--- Problem description ---
Write out the listing below without alteration, omitting its pictures.

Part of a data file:
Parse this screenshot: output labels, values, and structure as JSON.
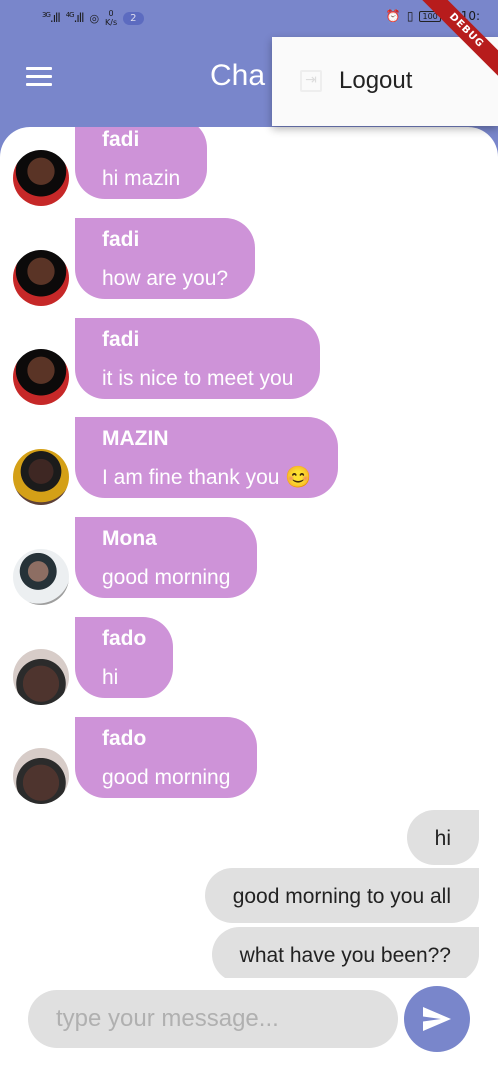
{
  "status_bar": {
    "network_left": "3G",
    "network_right": "4G",
    "speed_value": "0",
    "speed_unit": "K/s",
    "notification_count": "2",
    "battery": "100",
    "time": "10:"
  },
  "debug_banner": "DEBUG",
  "app_bar": {
    "title": "Cha"
  },
  "menu": {
    "logout_label": "Logout"
  },
  "received_messages": [
    {
      "sender": "fadi",
      "text": "hi mazin",
      "avatar": "fadi-avatar"
    },
    {
      "sender": "fadi",
      "text": "how are you?",
      "avatar": "fadi-avatar"
    },
    {
      "sender": "fadi",
      "text": "it is nice to meet you",
      "avatar": "fadi-avatar"
    },
    {
      "sender": "MAZIN",
      "text": "I am fine thank you 😊",
      "avatar": "mazin-avatar"
    },
    {
      "sender": "Mona",
      "text": "good morning",
      "avatar": "mona-avatar"
    },
    {
      "sender": "fado",
      "text": "hi",
      "avatar": "fado-avatar"
    },
    {
      "sender": "fado",
      "text": "good morning",
      "avatar": "fado-avatar"
    }
  ],
  "sent_messages": [
    {
      "text": "hi"
    },
    {
      "text": "good morning to you all"
    },
    {
      "text": "what have you been??"
    }
  ],
  "composer": {
    "placeholder": "type your message..."
  },
  "colors": {
    "primary": "#7986cb",
    "received_bubble": "#ce93d8",
    "sent_bubble": "#e0e0e0"
  }
}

--- Exercise answer ---
Parse this screenshot: output labels, values, and structure as JSON.
{
  "status_bar": {
    "network_left": "3G",
    "network_right": "4G",
    "speed_value": "0",
    "speed_unit": "K/s",
    "notification_count": "2",
    "battery": "100",
    "time": "10:"
  },
  "debug_banner": "DEBUG",
  "app_bar": {
    "title": "Cha"
  },
  "menu": {
    "logout_label": "Logout"
  },
  "received_messages": [
    {
      "sender": "fadi",
      "text": "hi mazin",
      "avatar": "fadi-avatar"
    },
    {
      "sender": "fadi",
      "text": "how are you?",
      "avatar": "fadi-avatar"
    },
    {
      "sender": "fadi",
      "text": "it is nice to meet you",
      "avatar": "fadi-avatar"
    },
    {
      "sender": "MAZIN",
      "text": "I am fine thank you 😊",
      "avatar": "mazin-avatar"
    },
    {
      "sender": "Mona",
      "text": "good morning",
      "avatar": "mona-avatar"
    },
    {
      "sender": "fado",
      "text": "hi",
      "avatar": "fado-avatar"
    },
    {
      "sender": "fado",
      "text": "good morning",
      "avatar": "fado-avatar"
    }
  ],
  "sent_messages": [
    {
      "text": "hi"
    },
    {
      "text": "good morning to you all"
    },
    {
      "text": "what have you been??"
    }
  ],
  "composer": {
    "placeholder": "type your message..."
  },
  "colors": {
    "primary": "#7986cb",
    "received_bubble": "#ce93d8",
    "sent_bubble": "#e0e0e0"
  }
}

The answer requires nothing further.